- EXERCISE
Among the lines below, list those containing the string "technical".

- DATA PROVIDED
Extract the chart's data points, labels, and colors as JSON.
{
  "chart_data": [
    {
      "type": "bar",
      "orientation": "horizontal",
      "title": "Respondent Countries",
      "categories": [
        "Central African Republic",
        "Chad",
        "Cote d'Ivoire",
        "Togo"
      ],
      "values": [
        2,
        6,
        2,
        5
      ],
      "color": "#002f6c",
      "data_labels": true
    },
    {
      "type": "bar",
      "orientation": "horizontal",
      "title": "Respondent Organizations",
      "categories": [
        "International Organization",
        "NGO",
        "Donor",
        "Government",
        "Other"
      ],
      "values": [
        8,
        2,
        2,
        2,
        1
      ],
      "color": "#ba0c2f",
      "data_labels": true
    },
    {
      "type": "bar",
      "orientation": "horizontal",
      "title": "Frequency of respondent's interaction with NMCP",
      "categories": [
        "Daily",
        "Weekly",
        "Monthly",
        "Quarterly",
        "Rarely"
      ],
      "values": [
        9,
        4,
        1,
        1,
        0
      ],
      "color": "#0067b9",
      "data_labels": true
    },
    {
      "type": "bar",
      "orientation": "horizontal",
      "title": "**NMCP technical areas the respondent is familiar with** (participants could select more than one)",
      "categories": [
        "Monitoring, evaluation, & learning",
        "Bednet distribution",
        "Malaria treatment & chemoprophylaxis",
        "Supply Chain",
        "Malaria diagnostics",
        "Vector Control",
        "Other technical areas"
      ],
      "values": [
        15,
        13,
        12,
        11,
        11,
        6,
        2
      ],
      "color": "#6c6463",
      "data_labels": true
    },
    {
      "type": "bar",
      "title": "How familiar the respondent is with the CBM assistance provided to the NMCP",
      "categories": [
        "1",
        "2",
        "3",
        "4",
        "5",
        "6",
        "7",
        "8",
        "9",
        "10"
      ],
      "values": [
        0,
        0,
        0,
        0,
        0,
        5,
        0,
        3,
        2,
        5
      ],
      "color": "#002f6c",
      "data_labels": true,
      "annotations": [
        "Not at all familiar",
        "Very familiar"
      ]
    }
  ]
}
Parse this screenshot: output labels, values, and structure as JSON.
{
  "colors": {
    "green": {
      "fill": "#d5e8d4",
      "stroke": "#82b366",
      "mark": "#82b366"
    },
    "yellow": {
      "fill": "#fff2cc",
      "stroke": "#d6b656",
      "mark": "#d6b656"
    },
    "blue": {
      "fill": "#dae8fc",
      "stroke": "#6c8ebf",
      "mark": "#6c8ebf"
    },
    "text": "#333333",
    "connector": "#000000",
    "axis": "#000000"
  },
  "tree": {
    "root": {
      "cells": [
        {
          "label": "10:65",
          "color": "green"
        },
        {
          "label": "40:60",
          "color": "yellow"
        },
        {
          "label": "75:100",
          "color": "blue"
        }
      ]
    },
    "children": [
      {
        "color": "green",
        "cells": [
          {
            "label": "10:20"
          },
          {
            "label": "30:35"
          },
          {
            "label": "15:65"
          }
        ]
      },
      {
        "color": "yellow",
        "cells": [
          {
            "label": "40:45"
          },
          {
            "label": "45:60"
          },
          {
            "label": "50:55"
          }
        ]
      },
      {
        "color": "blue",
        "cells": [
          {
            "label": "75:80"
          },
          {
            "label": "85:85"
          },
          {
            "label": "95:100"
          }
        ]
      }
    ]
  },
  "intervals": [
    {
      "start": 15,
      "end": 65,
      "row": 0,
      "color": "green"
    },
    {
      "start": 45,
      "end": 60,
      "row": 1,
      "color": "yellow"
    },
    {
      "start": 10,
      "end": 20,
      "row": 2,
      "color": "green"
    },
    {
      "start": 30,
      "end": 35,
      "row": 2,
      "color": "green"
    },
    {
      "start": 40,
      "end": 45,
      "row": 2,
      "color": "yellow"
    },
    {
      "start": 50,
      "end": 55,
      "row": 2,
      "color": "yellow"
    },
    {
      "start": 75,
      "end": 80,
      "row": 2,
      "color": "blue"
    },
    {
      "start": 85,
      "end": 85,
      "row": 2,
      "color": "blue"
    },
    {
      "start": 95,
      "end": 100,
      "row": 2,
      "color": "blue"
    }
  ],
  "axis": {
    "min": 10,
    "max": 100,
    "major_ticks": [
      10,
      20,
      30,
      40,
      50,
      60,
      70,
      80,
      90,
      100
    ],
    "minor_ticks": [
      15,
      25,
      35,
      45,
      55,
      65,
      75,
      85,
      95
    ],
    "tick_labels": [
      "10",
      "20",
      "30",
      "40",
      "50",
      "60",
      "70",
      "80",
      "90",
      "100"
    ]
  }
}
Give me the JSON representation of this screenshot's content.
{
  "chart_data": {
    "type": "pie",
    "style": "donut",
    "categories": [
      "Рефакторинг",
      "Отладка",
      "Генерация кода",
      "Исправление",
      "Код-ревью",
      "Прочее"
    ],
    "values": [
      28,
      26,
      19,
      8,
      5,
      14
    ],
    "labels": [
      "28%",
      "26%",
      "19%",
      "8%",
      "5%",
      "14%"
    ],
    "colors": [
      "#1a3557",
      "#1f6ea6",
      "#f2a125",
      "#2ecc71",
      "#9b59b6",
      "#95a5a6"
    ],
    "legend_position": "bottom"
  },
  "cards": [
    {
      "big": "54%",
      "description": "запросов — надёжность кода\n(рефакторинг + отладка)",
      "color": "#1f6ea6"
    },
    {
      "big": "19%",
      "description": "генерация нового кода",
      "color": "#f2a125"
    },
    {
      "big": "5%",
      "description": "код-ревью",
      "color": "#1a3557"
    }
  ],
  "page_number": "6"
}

- ANSWER TO THIS TASK
      "title": "**NMCP technical areas the respondent is familiar with** (participants could select more than one)",
        "Other technical areas"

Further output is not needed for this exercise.